<<<<

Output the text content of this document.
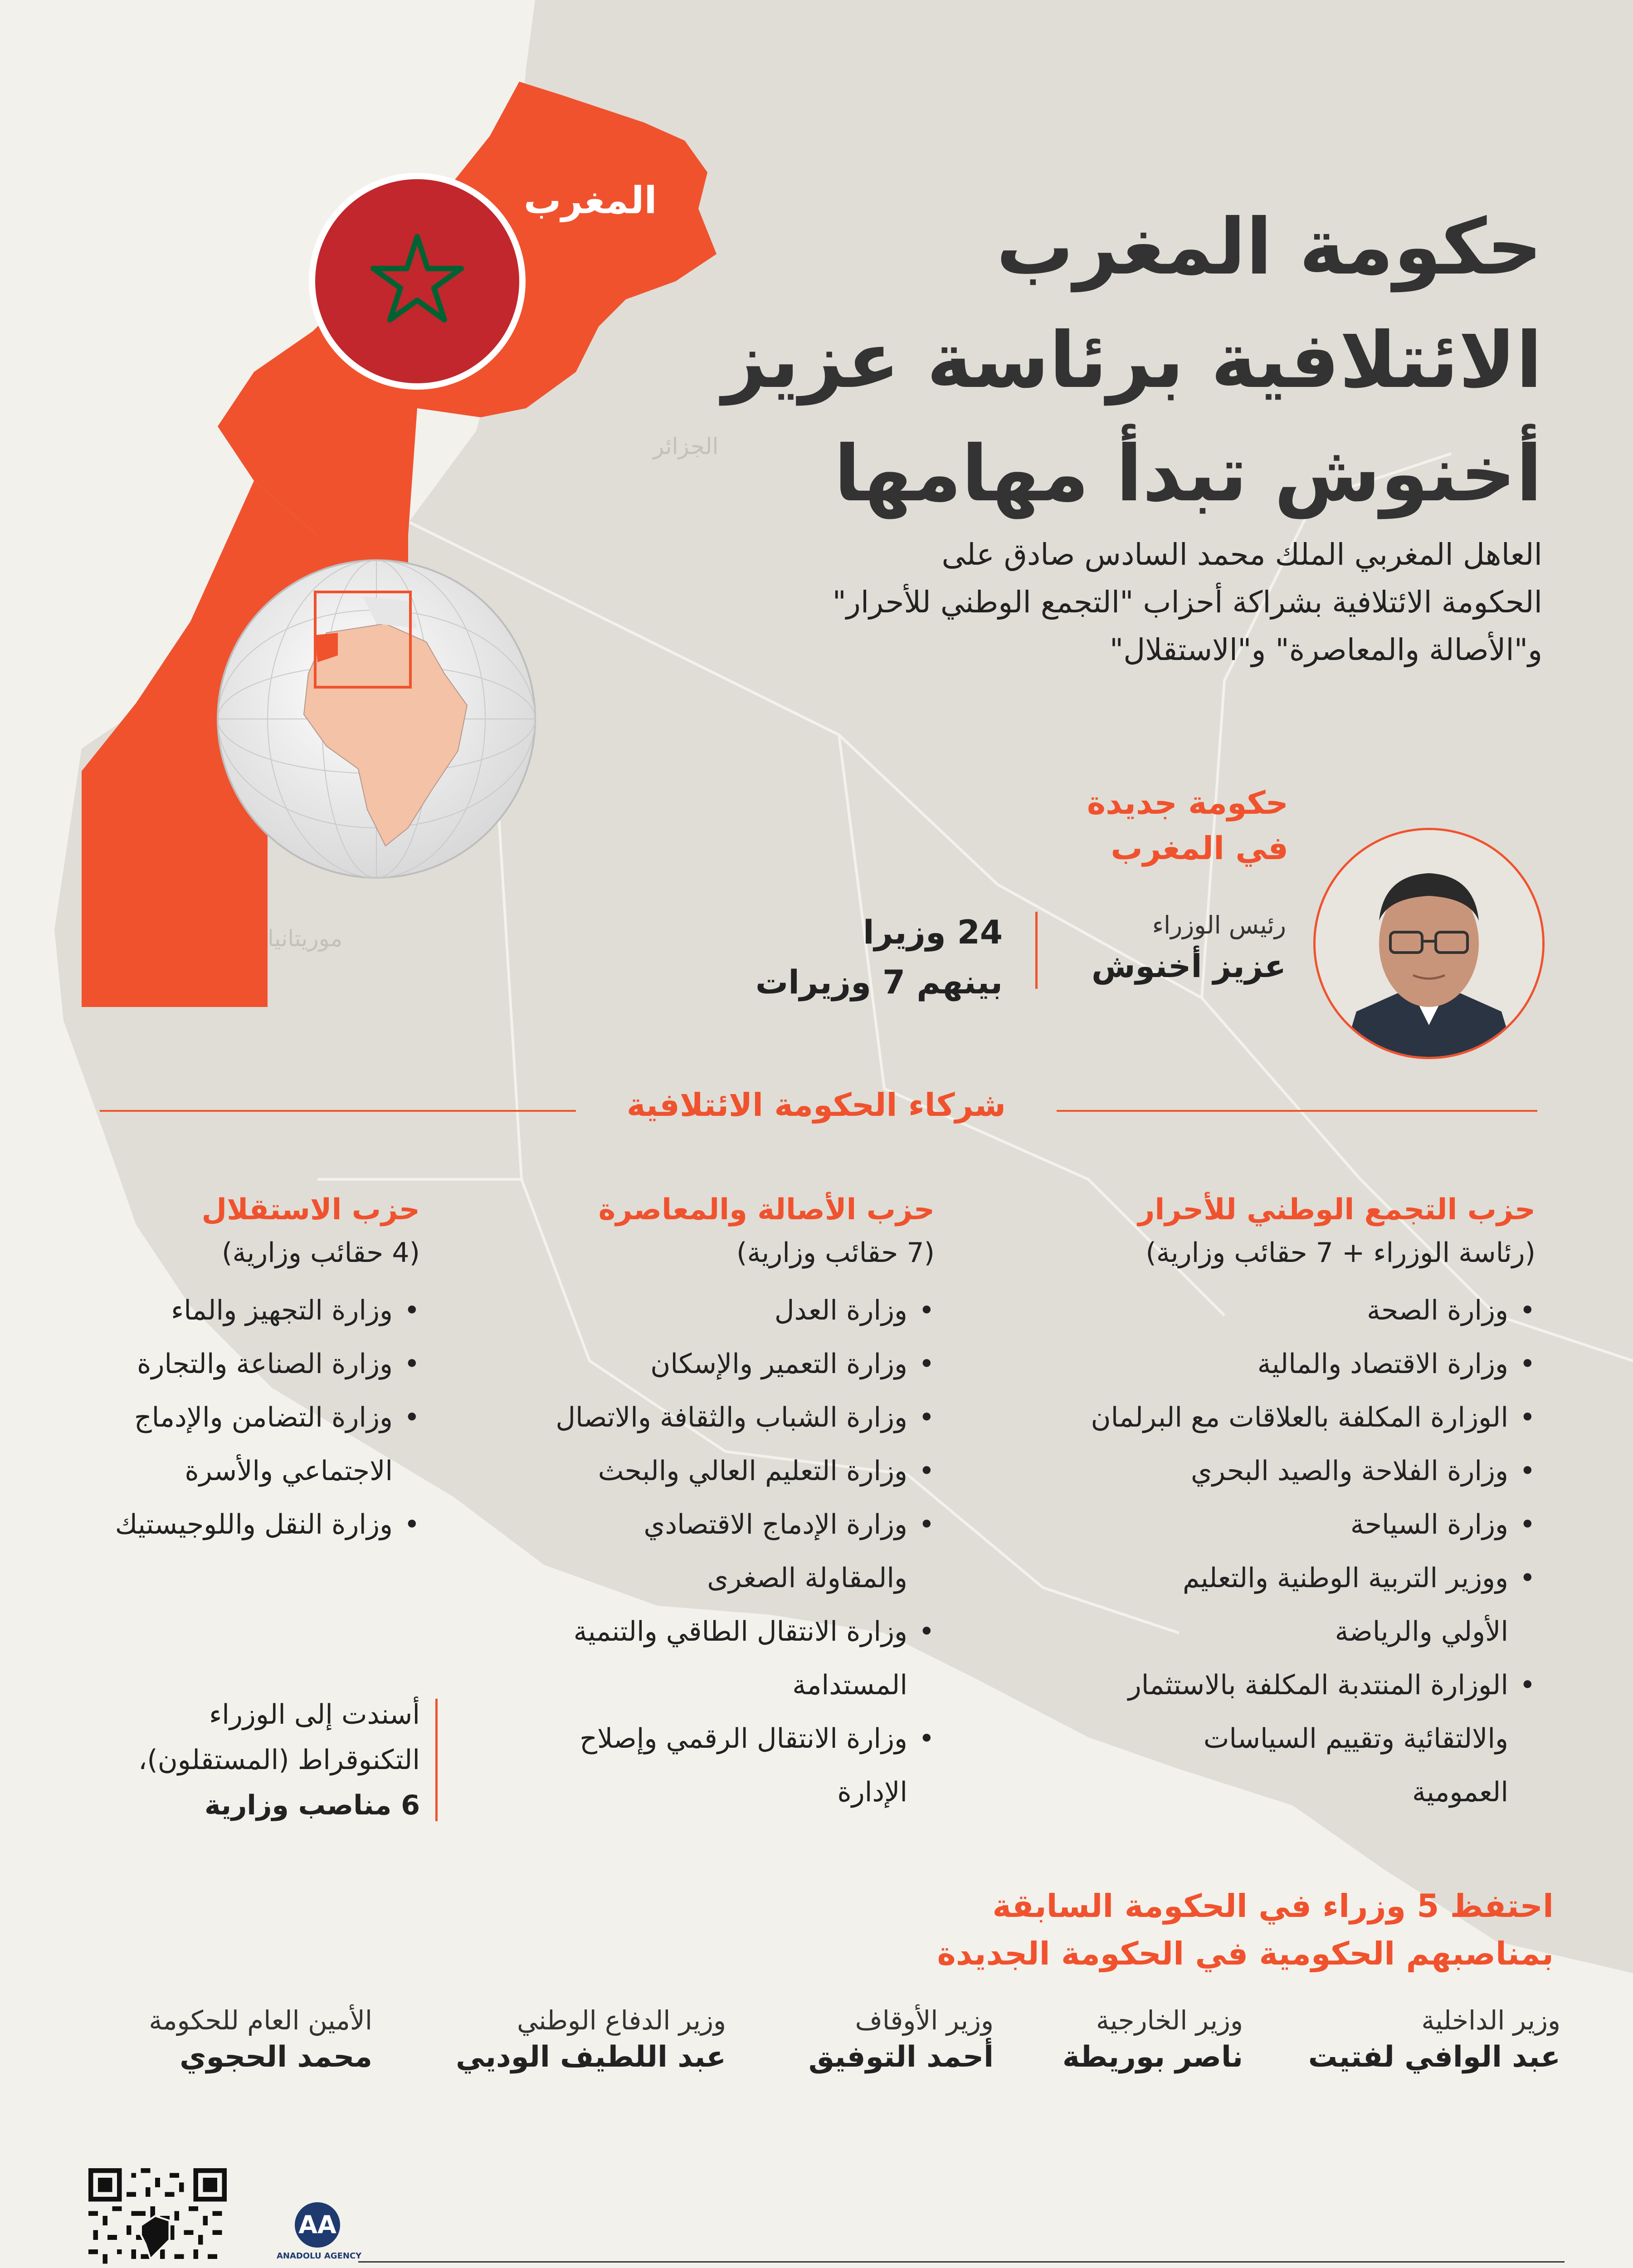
المغرب
الجزائر
موريتانيا
حكومة المغرب
الائتلافية برئاسة عزيز
أخنوش تبدأ مهامها
العاهل المغربي الملك محمد السادس صادق على
الحكومة الائتلافية بشراكة أحزاب "التجمع الوطني للأحرار"
و"الأصالة والمعاصرة" و"الاستقلال"
حكومة جديدة
في المغرب
رئيس الوزراء
عزيز أخنوش
24 وزيرا
بينهم 7 وزيرات
شركاء الحكومة الائتلافية
حزب التجمع الوطني للأحرار
(رئاسة الوزراء + 7 حقائب وزارية)
• وزارة الصحة
• وزارة الاقتصاد والمالية
• الوزارة المكلفة بالعلاقات مع البرلمان
• وزارة الفلاحة والصيد البحري
• وزارة السياحة
• ووزير التربية الوطنية والتعليم
الأولي والرياضة
• الوزارة المنتدبة المكلفة بالاستثمار
والالتقائية وتقييم السياسات
العمومية
حزب الأصالة والمعاصرة
(7 حقائب وزارية)
• وزارة العدل
• وزارة التعمير والإسكان
• وزارة الشباب والثقافة والاتصال
• وزارة التعليم العالي والبحث
• وزارة الإدماج الاقتصادي
والمقاولة الصغرى
• وزارة الانتقال الطاقي والتنمية
المستدامة
• وزارة الانتقال الرقمي وإصلاح
الإدارة
حزب الاستقلال
(4 حقائب وزارية)
• وزارة التجهيز والماء
• وزارة الصناعة والتجارة
• وزارة التضامن والإدماج
الاجتماعي والأسرة
• وزارة النقل واللوجيستيك
أسندت إلى الوزراء
التكنوقراط (المستقلون)،
6 مناصب وزارية
احتفظ 5 وزراء في الحكومة السابقة
بمناصبهم الحكومية في الحكومة الجديدة
وزير الداخلية
عبد الوافي لفتيت
وزير الخارجية
ناصر بوريطة
وزير الأوقاف
أحمد التوفيق
وزير الدفاع الوطني
عبد اللطيف الوديي
الأمين العام للحكومة
محمد الحجوي
AA
ANADOLU AGENCY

>>>>

Select every line where the word "الأصالة" occurs.

Task solution:
و"الأصالة والمعاصرة" و"الاستقلال"
حزب الأصالة والمعاصرة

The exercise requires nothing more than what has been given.